TASK |
Present the data once more in exactly its original form.

Stored records |
# # # # #

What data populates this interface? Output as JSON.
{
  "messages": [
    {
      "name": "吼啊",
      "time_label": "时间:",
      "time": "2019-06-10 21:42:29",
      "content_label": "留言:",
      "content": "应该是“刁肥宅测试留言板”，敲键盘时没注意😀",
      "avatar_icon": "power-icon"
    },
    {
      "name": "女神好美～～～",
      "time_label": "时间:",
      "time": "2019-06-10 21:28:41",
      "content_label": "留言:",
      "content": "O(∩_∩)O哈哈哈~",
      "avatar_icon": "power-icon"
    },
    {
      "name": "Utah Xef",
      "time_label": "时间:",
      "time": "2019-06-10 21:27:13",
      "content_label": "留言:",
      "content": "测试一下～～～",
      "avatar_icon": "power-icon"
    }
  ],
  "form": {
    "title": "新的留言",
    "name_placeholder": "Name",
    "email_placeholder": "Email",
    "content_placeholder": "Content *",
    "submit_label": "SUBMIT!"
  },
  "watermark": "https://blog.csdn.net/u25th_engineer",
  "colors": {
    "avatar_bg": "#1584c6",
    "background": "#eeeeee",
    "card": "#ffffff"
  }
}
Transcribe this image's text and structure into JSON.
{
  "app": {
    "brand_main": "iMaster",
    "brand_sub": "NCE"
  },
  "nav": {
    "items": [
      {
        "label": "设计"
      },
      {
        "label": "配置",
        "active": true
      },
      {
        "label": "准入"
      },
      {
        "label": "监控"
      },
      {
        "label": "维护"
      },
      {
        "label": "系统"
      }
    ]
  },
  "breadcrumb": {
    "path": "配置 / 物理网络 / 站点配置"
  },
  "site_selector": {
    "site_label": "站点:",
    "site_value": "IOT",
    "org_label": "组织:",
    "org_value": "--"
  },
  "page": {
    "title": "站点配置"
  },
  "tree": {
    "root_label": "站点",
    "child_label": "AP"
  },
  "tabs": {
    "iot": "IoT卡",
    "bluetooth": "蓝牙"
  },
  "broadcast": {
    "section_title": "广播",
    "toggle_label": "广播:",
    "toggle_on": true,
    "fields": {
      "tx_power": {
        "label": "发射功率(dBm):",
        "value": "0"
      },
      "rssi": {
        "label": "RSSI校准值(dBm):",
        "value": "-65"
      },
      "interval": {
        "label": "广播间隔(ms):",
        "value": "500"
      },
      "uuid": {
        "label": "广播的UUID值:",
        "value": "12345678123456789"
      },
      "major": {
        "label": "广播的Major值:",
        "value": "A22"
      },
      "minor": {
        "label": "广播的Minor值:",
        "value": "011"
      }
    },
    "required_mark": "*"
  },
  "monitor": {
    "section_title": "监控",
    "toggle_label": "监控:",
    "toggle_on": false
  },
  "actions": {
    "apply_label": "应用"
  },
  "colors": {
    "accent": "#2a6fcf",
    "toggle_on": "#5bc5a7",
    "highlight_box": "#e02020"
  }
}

# # # # #

CORRECT ANSWER |
What data populates this interface? Output as JSON.
{
  "messages": [
    {
      "name": "吼啊",
      "time_label": "时间:",
      "time": "2019-06-10 21:42:29",
      "content_label": "留言:",
      "content": "应该是“刁肥宅测试留言板”，敲键盘时没注意😀",
      "avatar_icon": "power-icon"
    },
    {
      "name": "女神好美～～～",
      "time_label": "时间:",
      "time": "2019-06-10 21:28:41",
      "content_label": "留言:",
      "content": "O(∩_∩)O哈哈哈~",
      "avatar_icon": "power-icon"
    },
    {
      "name": "Utah Xef",
      "time_label": "时间:",
      "time": "2019-06-10 21:27:13",
      "content_label": "留言:",
      "content": "测试一下～～～",
      "avatar_icon": "power-icon"
    }
  ],
  "form": {
    "title": "新的留言",
    "name_placeholder": "Name",
    "email_placeholder": "Email",
    "content_placeholder": "Content *",
    "submit_label": "SUBMIT!"
  },
  "watermark": "https://blog.csdn.net/u25th_engineer",
  "colors": {
    "avatar_bg": "#1584c6",
    "background": "#eeeeee",
    "card": "#ffffff"
  }
}
Transcribe this image's text and structure into JSON.
{
  "app": {
    "brand_main": "iMaster",
    "brand_sub": "NCE"
  },
  "nav": {
    "items": [
      {
        "label": "设计"
      },
      {
        "label": "配置",
        "active": true
      },
      {
        "label": "准入"
      },
      {
        "label": "监控"
      },
      {
        "label": "维护"
      },
      {
        "label": "系统"
      }
    ]
  },
  "breadcrumb": {
    "path": "配置 / 物理网络 / 站点配置"
  },
  "site_selector": {
    "site_label": "站点:",
    "site_value": "IOT",
    "org_label": "组织:",
    "org_value": "--"
  },
  "page": {
    "title": "站点配置"
  },
  "tree": {
    "root_label": "站点",
    "child_label": "AP"
  },
  "tabs": {
    "iot": "IoT卡",
    "bluetooth": "蓝牙"
  },
  "broadcast": {
    "section_title": "广播",
    "toggle_label": "广播:",
    "toggle_on": true,
    "fields": {
      "tx_power": {
        "label": "发射功率(dBm):",
        "value": "0"
      },
      "rssi": {
        "label": "RSSI校准值(dBm):",
        "value": "-65"
      },
      "interval": {
        "label": "广播间隔(ms):",
        "value": "500"
      },
      "uuid": {
        "label": "广播的UUID值:",
        "value": "12345678123456789"
      },
      "major": {
        "label": "广播的Major值:",
        "value": "A22"
      },
      "minor": {
        "label": "广播的Minor值:",
        "value": "011"
      }
    },
    "required_mark": "*"
  },
  "monitor": {
    "section_title": "监控",
    "toggle_label": "监控:",
    "toggle_on": false
  },
  "actions": {
    "apply_label": "应用"
  },
  "colors": {
    "accent": "#2a6fcf",
    "toggle_on": "#5bc5a7",
    "highlight_box": "#e02020"
  }
}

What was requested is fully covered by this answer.